WHAT IS NEEDED ▸ The records below are to be copied word for word, with every picture left out.

[Start of DATA PROVIDED]

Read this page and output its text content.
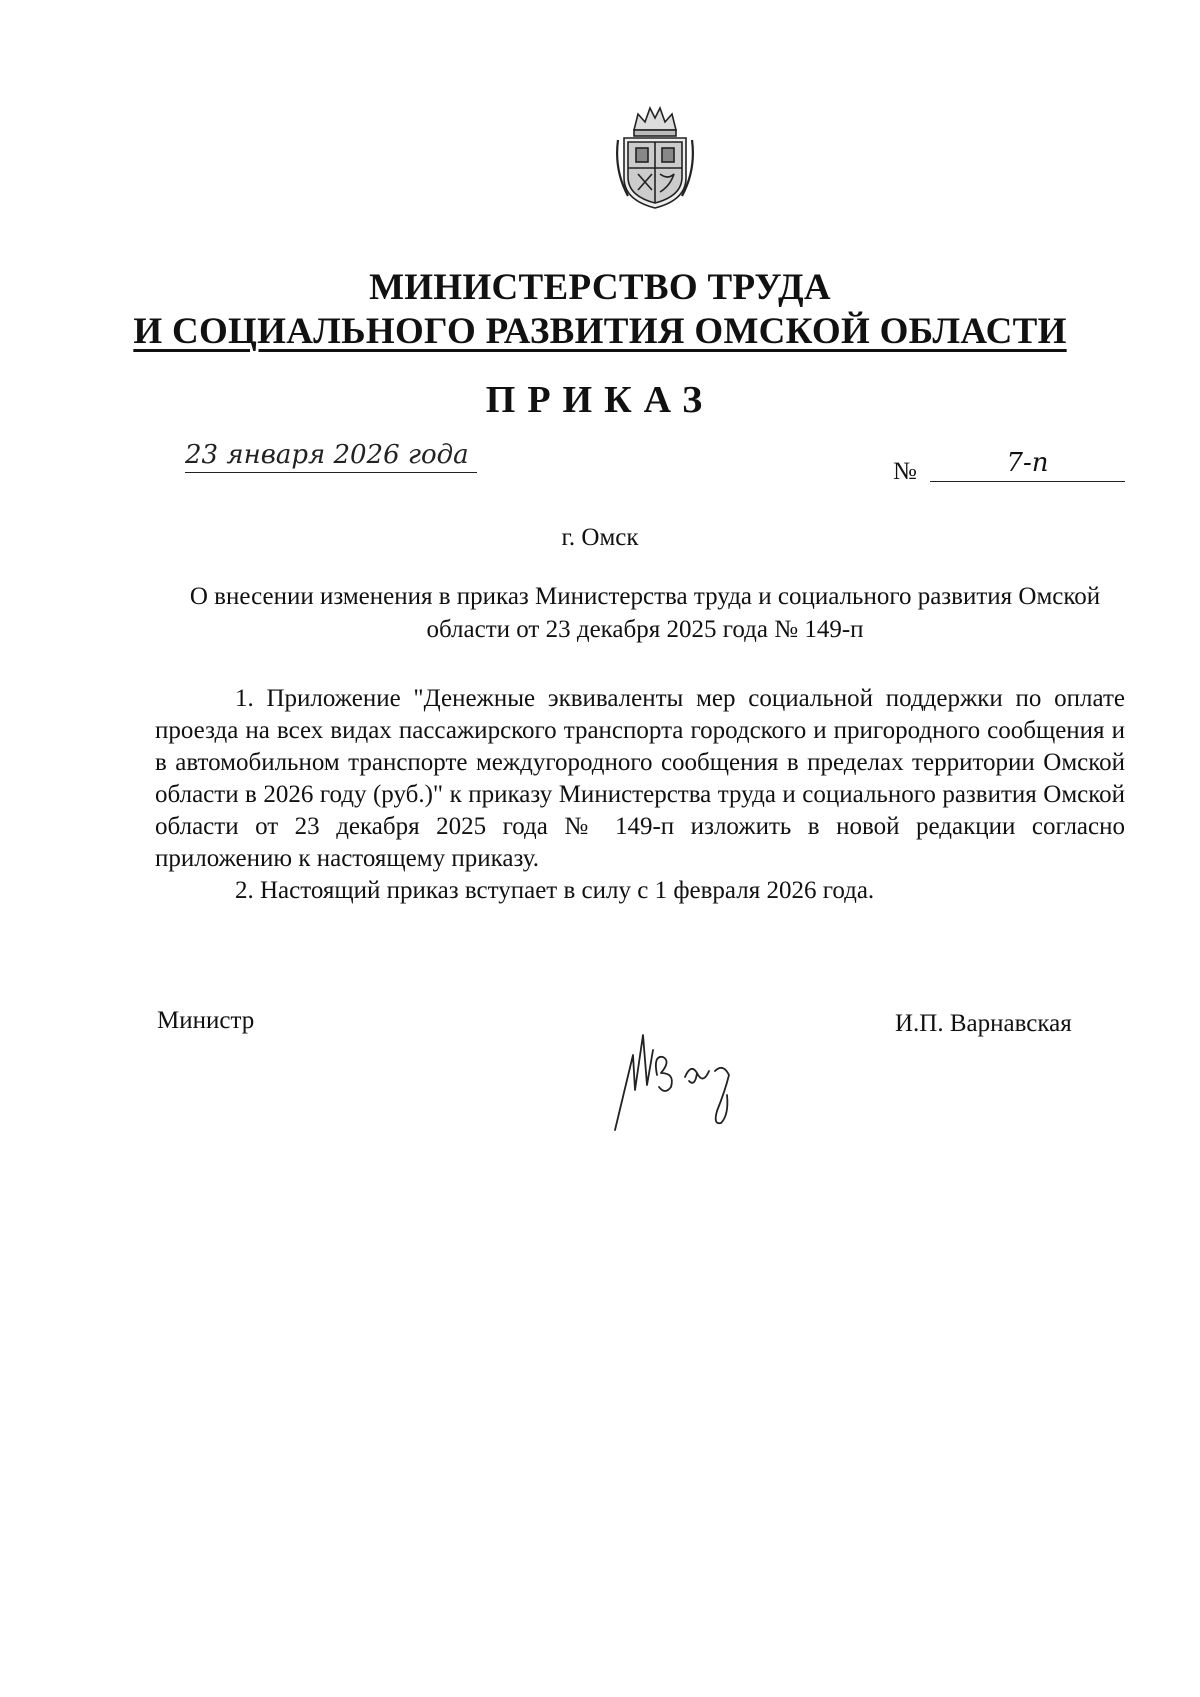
МИНИСТЕРСТВО ТРУДА
И СОЦИАЛЬНОГО РАЗВИТИЯ ОМСКОЙ ОБЛАСТИ
ПРИКАЗ
23 января 2026 года
№	7-п
г. Омск
О внесении изменения в приказ Министерства труда и социального развития Омской области от 23 декабря 2025 года № 149-п

1. Приложение "Денежные эквиваленты мер социальной поддержки по оплате проезда на всех видах пассажирского транспорта городского и пригородного сообщения и в автомобильном транспорте междугородного сообщения в пределах территории Омской области в 2026 году (руб.)" к приказу Министерства труда и социального развития Омской области от 23 декабря 2025 года № 149-п изложить в новой редакции согласно приложению к настоящему приказу.

2. Настоящий приказ вступает в силу с 1 февраля 2026 года.

Министр	И.П. Варнавская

[End of DATA PROVIDED]

RESPONSE TO THIS EXERCISE ▸
Read this page and output its text content.
МИНИСТЕРСТВО ТРУДА
И СОЦИАЛЬНОГО РАЗВИТИЯ ОМСКОЙ ОБЛАСТИ
ПРИКАЗ
23 января 2026 года
№	7-п
г. Омск
О внесении изменения в приказ Министерства труда и социального развития Омской области от 23 декабря 2025 года № 149-п

1. Приложение "Денежные эквиваленты мер социальной поддержки по оплате проезда на всех видах пассажирского транспорта городского и пригородного сообщения и в автомобильном транспорте междугородного сообщения в пределах территории Омской области в 2026 году (руб.)" к приказу Министерства труда и социального развития Омской области от 23 декабря 2025 года № 149-п изложить в новой редакции согласно приложению к настоящему приказу.

2. Настоящий приказ вступает в силу с 1 февраля 2026 года.

Министр	И.П. Варнавская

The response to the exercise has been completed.